* Begin Source material *
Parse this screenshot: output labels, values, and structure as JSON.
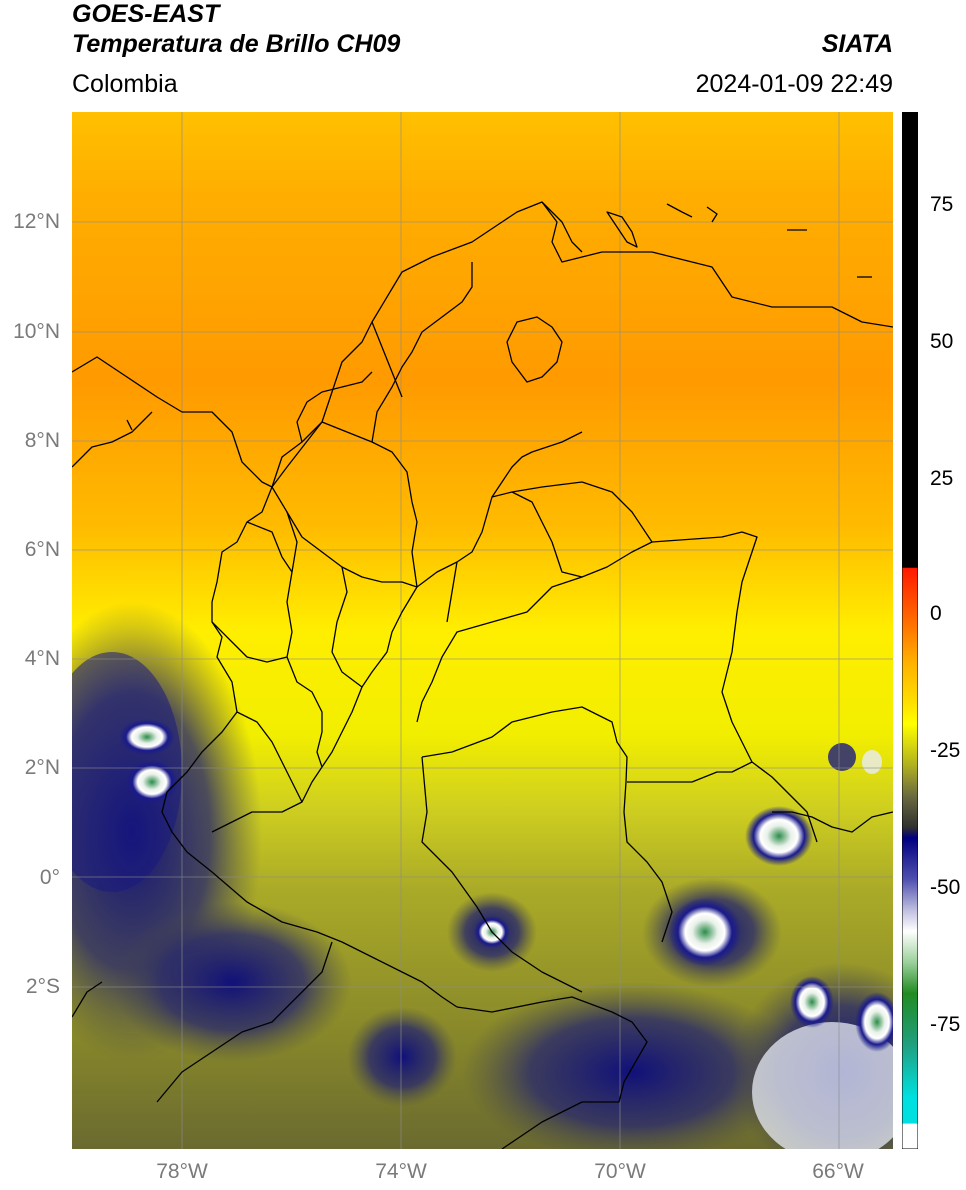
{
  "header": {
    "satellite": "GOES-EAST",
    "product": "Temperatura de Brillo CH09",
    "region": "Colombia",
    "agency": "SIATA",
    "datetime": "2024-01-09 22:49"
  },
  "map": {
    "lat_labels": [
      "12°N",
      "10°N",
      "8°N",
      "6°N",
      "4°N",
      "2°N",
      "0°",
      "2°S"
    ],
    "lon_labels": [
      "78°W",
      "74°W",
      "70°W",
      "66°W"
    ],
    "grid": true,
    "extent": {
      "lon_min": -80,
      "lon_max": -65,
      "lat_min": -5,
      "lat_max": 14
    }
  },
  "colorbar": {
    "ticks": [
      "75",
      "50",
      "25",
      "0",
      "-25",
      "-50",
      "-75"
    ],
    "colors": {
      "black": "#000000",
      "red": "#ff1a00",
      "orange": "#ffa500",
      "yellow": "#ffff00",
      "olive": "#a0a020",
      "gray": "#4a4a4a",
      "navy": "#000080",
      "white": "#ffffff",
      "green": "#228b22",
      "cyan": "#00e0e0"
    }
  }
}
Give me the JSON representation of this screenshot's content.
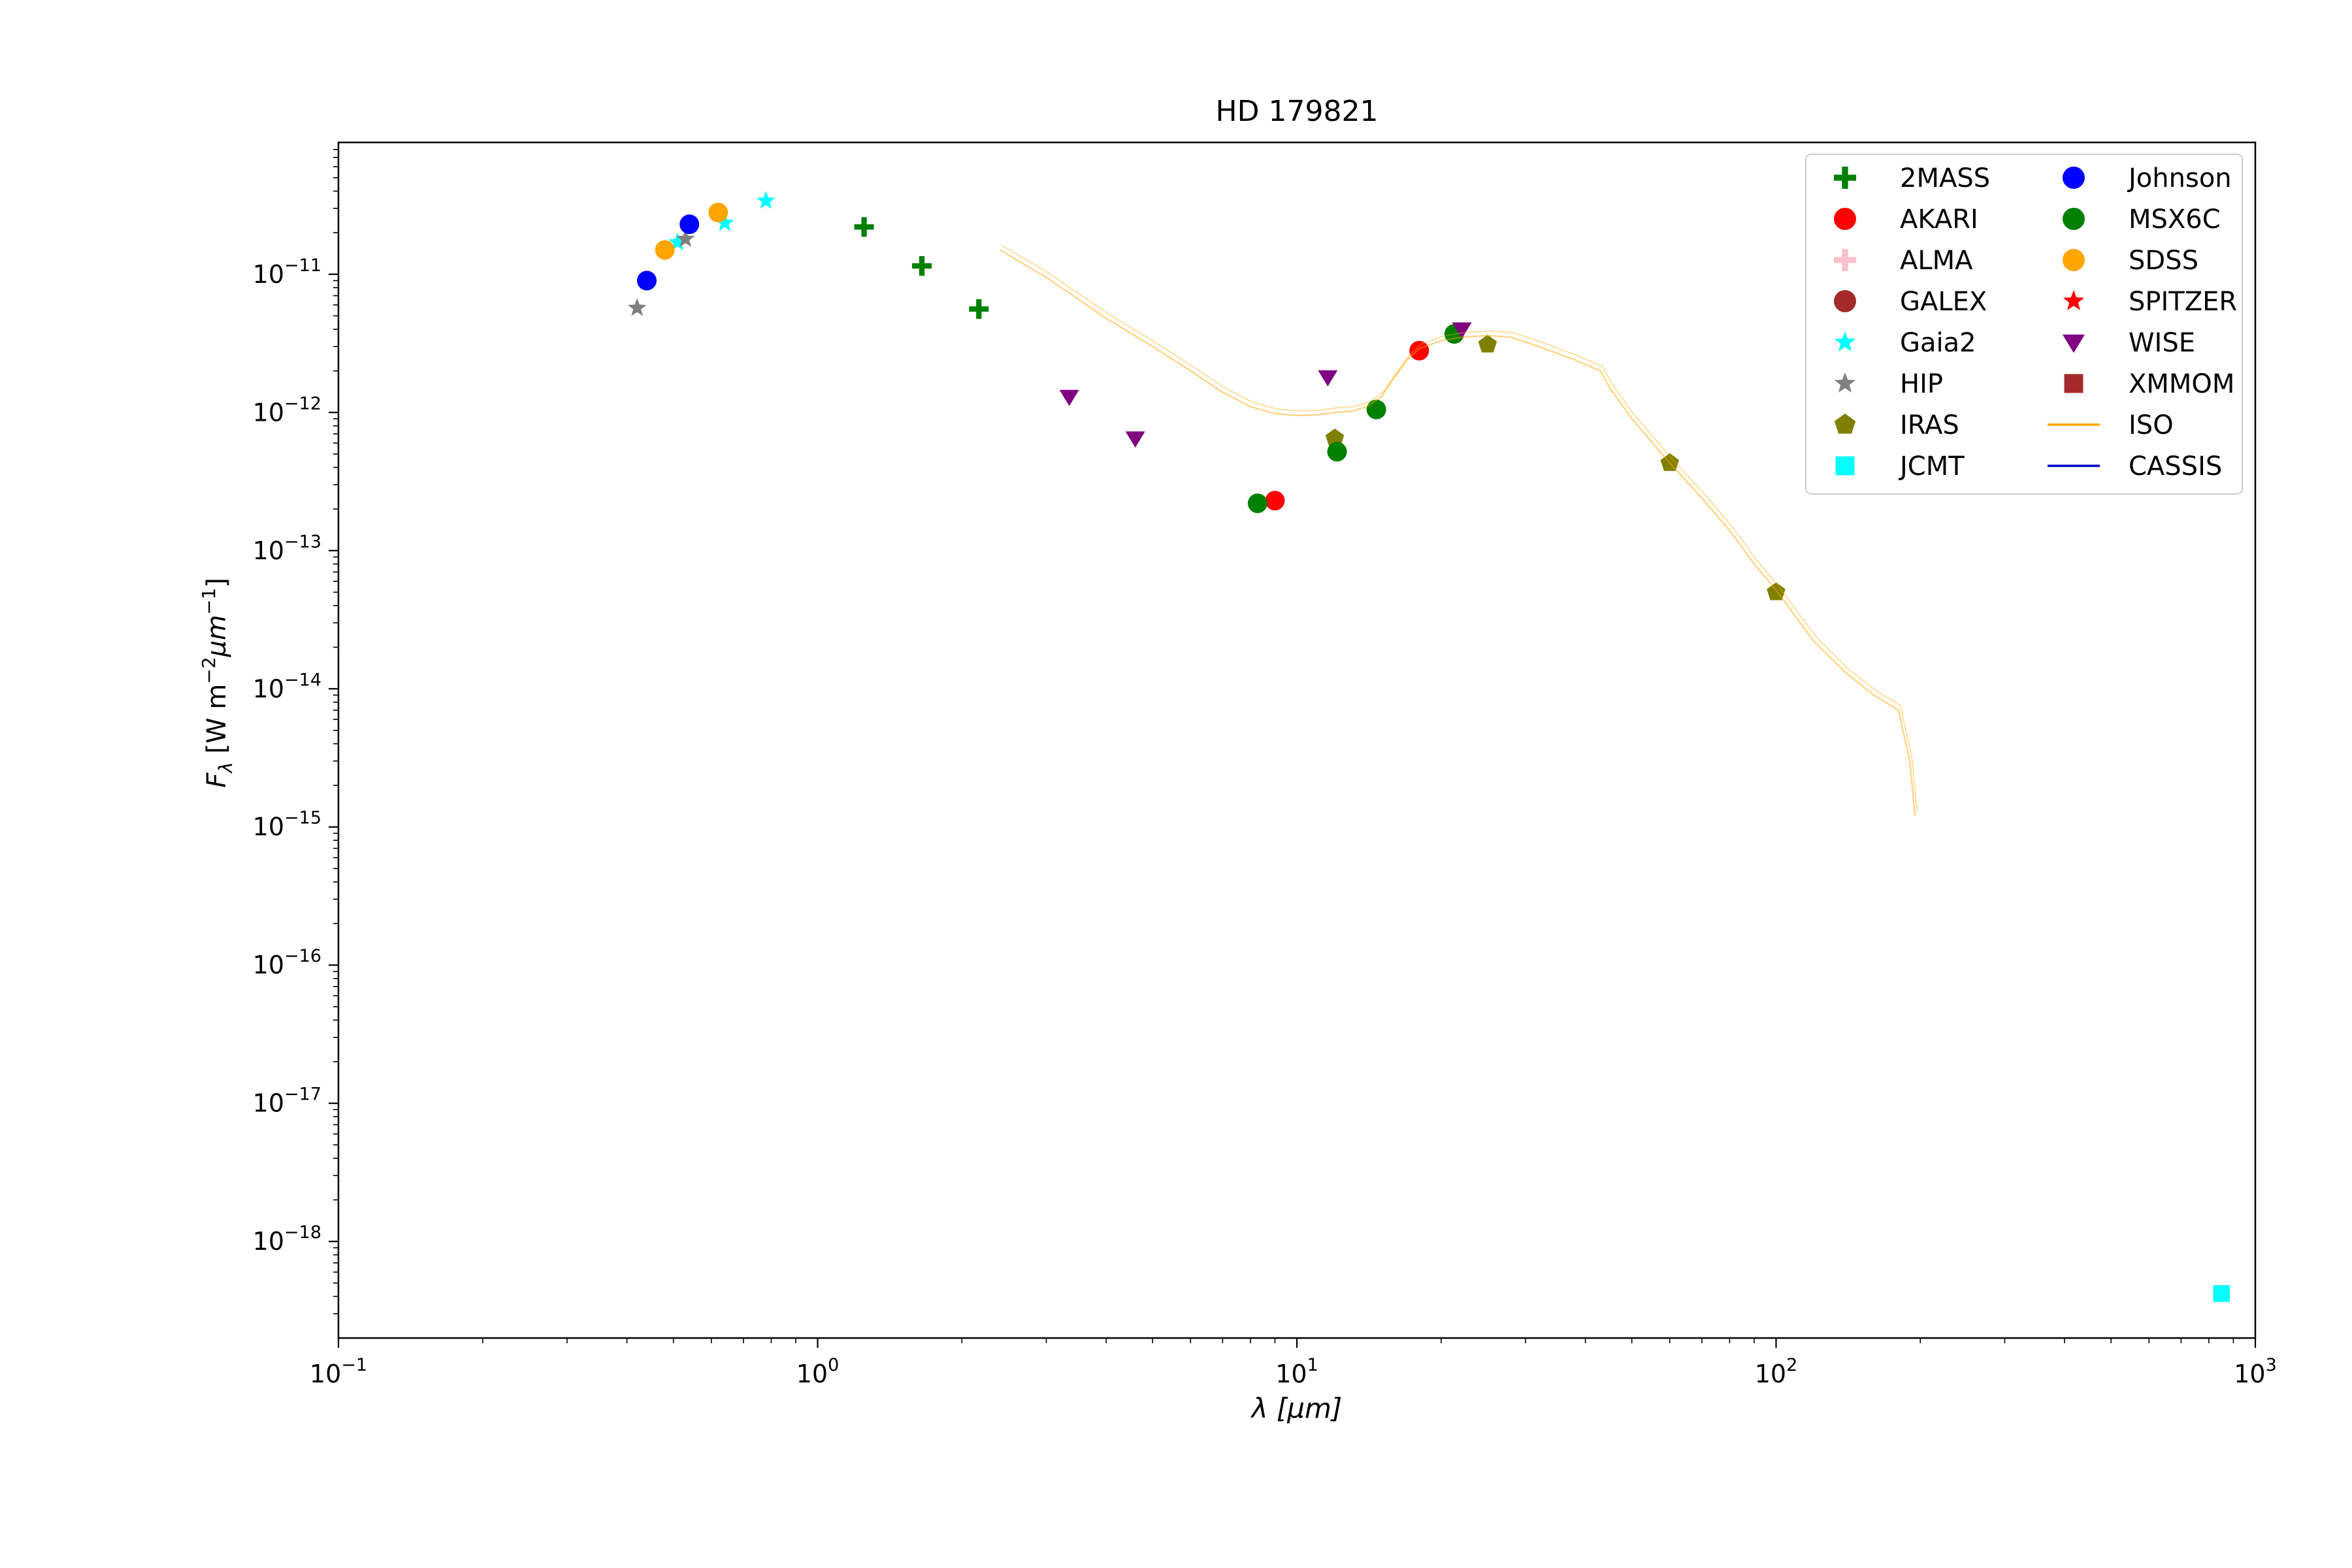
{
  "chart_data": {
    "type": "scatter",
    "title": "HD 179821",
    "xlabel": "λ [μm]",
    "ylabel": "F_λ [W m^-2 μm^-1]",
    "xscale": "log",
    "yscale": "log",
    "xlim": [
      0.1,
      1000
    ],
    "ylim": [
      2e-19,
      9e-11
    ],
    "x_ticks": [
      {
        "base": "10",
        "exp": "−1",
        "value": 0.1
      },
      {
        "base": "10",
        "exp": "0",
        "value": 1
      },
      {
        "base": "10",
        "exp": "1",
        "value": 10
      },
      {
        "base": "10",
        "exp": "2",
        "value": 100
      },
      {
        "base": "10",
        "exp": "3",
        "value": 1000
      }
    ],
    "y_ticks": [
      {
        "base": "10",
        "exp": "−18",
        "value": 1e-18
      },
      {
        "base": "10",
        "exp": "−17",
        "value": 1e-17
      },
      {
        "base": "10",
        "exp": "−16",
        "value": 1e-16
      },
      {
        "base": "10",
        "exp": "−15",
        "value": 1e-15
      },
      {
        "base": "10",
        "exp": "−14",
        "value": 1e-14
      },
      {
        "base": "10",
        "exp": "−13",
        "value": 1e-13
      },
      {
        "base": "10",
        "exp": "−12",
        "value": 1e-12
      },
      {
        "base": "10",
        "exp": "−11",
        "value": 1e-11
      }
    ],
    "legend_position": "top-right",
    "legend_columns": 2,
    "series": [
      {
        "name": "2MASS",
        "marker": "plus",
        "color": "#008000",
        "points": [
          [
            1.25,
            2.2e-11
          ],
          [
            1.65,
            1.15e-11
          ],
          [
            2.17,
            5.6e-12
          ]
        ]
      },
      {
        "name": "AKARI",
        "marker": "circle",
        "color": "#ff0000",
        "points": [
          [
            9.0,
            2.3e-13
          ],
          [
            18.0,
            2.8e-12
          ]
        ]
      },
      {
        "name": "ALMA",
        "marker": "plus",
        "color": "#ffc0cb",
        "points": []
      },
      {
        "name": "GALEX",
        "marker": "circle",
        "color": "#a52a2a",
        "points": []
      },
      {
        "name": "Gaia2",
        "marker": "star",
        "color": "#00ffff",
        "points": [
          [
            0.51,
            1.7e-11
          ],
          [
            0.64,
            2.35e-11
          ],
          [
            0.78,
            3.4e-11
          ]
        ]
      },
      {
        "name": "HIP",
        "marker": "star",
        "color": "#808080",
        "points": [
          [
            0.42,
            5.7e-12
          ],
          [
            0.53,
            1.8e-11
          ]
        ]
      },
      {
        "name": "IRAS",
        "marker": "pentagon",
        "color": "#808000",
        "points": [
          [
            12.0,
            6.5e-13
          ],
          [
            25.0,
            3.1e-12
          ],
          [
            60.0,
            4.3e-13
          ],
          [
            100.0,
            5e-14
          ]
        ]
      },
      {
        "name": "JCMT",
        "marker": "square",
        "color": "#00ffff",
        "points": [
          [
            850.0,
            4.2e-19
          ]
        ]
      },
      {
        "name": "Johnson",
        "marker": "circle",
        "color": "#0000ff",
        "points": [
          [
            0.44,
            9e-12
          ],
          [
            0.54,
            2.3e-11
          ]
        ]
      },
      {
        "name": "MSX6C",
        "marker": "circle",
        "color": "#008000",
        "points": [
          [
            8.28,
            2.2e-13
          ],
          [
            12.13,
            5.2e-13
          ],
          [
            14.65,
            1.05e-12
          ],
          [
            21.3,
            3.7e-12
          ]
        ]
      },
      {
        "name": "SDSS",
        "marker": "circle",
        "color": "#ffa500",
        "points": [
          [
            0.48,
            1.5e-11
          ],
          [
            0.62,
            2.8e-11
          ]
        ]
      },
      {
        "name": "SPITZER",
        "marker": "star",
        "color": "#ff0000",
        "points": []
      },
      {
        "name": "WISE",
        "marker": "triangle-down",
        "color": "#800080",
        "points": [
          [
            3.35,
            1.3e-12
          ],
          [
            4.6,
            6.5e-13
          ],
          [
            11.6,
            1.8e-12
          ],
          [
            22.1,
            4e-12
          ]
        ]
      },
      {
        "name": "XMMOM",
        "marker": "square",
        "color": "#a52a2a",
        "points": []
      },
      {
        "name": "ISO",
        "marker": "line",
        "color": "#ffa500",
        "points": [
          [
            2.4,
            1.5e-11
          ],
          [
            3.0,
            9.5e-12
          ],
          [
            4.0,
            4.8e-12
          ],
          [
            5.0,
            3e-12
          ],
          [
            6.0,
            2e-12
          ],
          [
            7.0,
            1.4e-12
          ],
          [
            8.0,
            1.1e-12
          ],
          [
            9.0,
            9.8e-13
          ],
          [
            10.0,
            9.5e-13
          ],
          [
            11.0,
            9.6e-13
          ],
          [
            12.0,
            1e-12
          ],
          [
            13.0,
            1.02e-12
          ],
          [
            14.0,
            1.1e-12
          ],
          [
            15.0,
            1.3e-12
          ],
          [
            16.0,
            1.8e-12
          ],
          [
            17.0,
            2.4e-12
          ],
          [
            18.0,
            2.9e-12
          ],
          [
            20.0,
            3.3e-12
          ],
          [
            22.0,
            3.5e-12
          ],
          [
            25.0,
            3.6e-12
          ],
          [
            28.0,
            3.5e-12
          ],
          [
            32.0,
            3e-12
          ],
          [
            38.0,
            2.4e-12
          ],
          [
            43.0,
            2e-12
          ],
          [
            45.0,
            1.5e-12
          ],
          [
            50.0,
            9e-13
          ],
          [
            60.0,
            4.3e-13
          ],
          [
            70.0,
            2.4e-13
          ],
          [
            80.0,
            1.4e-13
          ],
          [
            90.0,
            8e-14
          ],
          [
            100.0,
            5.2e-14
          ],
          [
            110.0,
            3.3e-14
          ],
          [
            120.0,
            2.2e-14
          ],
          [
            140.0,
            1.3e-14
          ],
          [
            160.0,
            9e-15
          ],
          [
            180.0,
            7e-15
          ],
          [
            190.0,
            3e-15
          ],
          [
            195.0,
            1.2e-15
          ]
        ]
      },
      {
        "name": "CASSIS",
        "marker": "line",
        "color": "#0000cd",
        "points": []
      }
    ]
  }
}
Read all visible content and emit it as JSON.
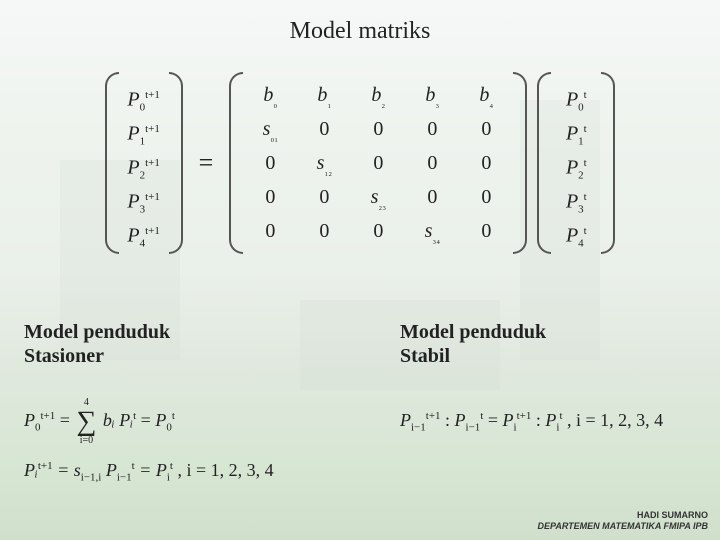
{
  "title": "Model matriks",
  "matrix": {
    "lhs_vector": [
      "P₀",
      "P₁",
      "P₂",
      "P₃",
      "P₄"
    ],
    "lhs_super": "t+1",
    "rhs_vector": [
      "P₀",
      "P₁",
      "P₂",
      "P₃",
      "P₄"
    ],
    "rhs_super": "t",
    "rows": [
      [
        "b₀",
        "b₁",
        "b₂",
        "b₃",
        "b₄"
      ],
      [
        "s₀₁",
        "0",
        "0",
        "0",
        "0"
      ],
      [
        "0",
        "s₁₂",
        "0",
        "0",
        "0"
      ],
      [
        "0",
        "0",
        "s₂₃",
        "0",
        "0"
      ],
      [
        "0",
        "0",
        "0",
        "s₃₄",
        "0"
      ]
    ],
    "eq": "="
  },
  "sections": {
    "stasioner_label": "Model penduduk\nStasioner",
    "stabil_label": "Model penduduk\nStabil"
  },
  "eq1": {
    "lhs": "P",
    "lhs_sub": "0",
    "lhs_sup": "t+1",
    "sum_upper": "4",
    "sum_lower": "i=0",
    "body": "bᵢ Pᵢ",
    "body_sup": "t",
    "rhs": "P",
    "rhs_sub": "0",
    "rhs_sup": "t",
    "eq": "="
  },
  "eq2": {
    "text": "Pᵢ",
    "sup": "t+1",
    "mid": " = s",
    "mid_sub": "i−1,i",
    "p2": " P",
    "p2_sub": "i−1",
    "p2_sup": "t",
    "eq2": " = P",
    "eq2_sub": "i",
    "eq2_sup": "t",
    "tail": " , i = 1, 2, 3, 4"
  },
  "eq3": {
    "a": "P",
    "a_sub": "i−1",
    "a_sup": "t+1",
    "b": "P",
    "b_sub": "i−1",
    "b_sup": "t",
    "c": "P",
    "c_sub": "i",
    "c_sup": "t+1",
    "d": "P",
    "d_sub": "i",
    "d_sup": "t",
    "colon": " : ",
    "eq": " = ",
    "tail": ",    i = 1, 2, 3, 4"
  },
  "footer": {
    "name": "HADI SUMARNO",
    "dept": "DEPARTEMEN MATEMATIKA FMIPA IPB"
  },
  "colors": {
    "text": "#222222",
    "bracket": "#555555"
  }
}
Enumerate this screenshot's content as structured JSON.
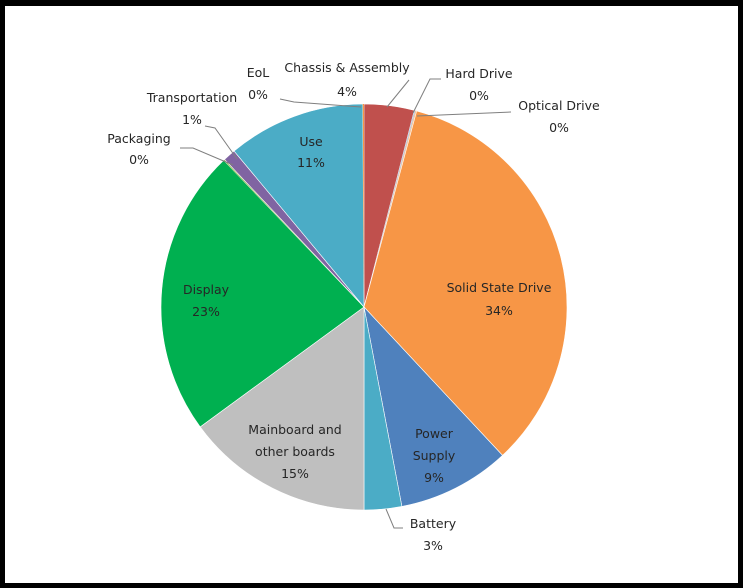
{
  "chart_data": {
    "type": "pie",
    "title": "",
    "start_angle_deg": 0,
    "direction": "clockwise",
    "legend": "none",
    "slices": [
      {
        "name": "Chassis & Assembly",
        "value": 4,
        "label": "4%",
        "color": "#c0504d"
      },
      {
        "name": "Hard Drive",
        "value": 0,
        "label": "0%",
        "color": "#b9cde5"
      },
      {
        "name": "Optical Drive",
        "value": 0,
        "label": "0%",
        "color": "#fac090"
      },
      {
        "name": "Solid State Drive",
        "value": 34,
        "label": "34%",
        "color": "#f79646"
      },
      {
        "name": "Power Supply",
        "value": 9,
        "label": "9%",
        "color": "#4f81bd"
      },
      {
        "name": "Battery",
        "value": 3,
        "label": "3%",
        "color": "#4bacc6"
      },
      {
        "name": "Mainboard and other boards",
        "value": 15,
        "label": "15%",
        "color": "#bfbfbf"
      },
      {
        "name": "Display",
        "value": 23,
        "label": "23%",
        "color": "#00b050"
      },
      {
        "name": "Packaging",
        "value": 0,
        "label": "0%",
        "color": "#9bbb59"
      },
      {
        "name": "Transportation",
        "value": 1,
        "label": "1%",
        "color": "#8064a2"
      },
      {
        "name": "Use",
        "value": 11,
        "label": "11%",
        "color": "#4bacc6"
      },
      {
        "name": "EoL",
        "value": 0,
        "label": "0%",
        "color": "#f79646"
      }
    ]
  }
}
* End Source material *
## Requirement:
Gather every line containing the word "screenshot" and copy it.

## Correct result:
Parse this screenshot: output labels, values, and structure as JSON.
Give me the JSON representation of this screenshot's content.
Enumerate this screenshot's content as structured JSON.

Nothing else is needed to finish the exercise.